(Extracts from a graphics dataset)
◇ ◇ ◇

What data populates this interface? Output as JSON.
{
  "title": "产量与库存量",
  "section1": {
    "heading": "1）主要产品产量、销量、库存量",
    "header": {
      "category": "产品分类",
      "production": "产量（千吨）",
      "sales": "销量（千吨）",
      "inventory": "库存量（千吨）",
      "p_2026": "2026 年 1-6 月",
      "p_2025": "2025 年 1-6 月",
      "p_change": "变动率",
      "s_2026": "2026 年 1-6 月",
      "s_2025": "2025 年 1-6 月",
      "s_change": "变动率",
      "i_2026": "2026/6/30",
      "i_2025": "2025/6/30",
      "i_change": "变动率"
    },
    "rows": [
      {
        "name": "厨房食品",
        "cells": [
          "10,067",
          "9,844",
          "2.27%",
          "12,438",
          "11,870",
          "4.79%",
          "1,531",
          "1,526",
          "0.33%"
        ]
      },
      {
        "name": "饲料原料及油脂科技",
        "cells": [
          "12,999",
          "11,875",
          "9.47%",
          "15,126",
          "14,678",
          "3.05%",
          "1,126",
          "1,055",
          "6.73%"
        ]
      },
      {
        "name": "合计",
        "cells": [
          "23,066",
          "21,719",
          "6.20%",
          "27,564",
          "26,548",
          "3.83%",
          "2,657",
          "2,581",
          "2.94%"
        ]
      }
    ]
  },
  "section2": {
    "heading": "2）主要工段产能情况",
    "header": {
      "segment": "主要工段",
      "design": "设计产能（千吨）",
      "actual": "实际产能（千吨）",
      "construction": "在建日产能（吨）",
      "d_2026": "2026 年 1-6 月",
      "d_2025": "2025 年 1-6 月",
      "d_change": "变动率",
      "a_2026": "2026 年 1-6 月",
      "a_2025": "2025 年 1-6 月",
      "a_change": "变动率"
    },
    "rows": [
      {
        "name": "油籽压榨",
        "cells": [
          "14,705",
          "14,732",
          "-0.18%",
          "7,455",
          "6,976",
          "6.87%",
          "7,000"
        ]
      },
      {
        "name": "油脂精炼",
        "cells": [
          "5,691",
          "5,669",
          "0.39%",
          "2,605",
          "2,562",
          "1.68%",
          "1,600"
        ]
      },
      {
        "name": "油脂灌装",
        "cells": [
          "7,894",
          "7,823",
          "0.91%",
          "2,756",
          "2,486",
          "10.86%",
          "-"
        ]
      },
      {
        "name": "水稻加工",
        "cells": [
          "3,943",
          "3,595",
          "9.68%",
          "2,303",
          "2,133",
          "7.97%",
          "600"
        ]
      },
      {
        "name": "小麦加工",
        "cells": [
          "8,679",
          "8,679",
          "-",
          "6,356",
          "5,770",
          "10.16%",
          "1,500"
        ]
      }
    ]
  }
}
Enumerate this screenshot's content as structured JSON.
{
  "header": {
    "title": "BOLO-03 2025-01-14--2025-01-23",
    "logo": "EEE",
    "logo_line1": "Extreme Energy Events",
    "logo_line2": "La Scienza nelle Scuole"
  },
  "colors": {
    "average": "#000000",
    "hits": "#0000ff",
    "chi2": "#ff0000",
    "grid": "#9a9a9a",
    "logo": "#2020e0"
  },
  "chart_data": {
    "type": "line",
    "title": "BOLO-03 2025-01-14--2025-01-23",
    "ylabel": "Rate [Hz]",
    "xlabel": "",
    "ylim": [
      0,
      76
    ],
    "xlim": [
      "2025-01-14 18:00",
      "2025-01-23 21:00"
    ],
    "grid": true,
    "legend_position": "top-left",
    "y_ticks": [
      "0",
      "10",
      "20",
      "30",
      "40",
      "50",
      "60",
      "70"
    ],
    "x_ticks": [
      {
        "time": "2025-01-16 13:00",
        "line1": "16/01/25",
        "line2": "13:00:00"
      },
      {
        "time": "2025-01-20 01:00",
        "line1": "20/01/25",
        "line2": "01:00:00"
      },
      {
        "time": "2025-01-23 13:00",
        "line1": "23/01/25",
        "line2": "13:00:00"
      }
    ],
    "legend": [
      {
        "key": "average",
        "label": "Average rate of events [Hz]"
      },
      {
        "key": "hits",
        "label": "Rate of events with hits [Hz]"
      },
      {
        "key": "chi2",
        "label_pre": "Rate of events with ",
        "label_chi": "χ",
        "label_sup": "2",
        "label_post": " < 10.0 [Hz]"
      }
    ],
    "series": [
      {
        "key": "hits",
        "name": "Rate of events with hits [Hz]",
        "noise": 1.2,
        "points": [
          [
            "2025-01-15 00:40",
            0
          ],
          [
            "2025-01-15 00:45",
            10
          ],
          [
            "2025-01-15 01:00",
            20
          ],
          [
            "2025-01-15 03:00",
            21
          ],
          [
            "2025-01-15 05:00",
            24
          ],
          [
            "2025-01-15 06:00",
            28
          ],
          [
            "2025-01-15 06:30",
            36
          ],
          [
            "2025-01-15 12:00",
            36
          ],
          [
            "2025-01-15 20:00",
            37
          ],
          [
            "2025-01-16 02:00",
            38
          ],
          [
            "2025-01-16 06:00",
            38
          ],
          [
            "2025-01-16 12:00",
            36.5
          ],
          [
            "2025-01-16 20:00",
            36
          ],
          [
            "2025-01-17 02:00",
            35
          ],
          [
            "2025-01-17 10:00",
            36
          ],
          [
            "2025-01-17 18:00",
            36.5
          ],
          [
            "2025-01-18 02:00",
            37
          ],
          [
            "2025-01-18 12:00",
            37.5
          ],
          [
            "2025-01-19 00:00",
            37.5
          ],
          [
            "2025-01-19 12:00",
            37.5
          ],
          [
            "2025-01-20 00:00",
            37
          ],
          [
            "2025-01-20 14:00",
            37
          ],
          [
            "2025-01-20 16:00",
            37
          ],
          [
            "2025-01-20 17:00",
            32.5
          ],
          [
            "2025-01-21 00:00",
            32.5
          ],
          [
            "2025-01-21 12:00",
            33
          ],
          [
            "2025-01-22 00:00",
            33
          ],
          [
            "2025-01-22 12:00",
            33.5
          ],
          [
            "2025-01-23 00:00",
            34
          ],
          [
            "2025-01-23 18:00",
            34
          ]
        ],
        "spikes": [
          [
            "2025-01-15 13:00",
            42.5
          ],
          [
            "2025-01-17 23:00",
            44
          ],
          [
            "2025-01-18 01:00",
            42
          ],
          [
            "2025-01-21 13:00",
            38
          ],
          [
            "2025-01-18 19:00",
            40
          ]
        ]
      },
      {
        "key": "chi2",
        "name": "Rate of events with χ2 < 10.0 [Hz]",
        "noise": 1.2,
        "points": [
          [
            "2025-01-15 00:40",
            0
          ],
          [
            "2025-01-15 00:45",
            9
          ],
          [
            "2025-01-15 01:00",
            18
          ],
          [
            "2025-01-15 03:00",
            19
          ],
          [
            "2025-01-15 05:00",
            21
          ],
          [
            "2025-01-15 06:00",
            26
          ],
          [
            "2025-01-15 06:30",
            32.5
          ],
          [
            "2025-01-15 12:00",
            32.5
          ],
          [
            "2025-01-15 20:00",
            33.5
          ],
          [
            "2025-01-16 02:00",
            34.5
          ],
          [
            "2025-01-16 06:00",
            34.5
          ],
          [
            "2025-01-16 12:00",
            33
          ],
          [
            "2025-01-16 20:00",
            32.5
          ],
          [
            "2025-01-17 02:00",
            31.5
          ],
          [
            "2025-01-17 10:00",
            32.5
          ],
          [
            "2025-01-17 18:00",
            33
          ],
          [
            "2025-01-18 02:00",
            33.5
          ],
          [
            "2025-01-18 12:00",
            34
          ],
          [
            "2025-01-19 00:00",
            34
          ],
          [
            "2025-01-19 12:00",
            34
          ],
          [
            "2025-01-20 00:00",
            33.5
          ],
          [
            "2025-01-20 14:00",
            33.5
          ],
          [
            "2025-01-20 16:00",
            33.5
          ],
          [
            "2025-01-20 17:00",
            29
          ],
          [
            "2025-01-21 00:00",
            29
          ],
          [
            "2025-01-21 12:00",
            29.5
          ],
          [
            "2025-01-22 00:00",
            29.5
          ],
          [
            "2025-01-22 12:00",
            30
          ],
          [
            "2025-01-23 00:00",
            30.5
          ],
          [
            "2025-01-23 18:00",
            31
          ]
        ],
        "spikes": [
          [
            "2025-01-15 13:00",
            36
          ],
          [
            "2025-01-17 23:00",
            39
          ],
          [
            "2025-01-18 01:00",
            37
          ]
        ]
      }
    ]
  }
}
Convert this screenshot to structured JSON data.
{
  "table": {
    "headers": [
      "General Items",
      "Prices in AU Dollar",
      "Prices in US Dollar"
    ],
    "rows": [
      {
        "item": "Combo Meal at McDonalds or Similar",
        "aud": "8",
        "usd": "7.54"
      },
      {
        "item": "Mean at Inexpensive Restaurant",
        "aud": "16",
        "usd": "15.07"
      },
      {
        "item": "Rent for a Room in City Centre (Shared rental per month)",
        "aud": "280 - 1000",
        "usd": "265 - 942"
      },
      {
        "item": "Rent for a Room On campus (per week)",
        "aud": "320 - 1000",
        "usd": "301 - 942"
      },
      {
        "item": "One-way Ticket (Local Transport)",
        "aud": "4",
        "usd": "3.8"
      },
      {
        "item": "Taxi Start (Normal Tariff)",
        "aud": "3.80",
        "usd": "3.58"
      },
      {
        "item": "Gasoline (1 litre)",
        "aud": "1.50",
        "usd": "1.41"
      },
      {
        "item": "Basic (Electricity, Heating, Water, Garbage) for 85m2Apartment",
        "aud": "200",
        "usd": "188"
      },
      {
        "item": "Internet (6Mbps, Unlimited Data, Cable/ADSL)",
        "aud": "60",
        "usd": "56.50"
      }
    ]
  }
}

◇ ◇ ◇

▸ WHAT YOU WILL DO
Find "Convert this screenshot" in the data above, then repeat that line and all lines after it exactly, ending with the final line.

▸ ANSWER TO THIS PROBLEM
Convert this screenshot to structured JSON data.
{
  "table": {
    "headers": [
      "General Items",
      "Prices in AU Dollar",
      "Prices in US Dollar"
    ],
    "rows": [
      {
        "item": "Combo Meal at McDonalds or Similar",
        "aud": "8",
        "usd": "7.54"
      },
      {
        "item": "Mean at Inexpensive Restaurant",
        "aud": "16",
        "usd": "15.07"
      },
      {
        "item": "Rent for a Room in City Centre (Shared rental per month)",
        "aud": "280 - 1000",
        "usd": "265 - 942"
      },
      {
        "item": "Rent for a Room On campus (per week)",
        "aud": "320 - 1000",
        "usd": "301 - 942"
      },
      {
        "item": "One-way Ticket (Local Transport)",
        "aud": "4",
        "usd": "3.8"
      },
      {
        "item": "Taxi Start (Normal Tariff)",
        "aud": "3.80",
        "usd": "3.58"
      },
      {
        "item": "Gasoline (1 litre)",
        "aud": "1.50",
        "usd": "1.41"
      },
      {
        "item": "Basic (Electricity, Heating, Water, Garbage) for 85m2Apartment",
        "aud": "200",
        "usd": "188"
      },
      {
        "item": "Internet (6Mbps, Unlimited Data, Cable/ADSL)",
        "aud": "60",
        "usd": "56.50"
      }
    ]
  }
}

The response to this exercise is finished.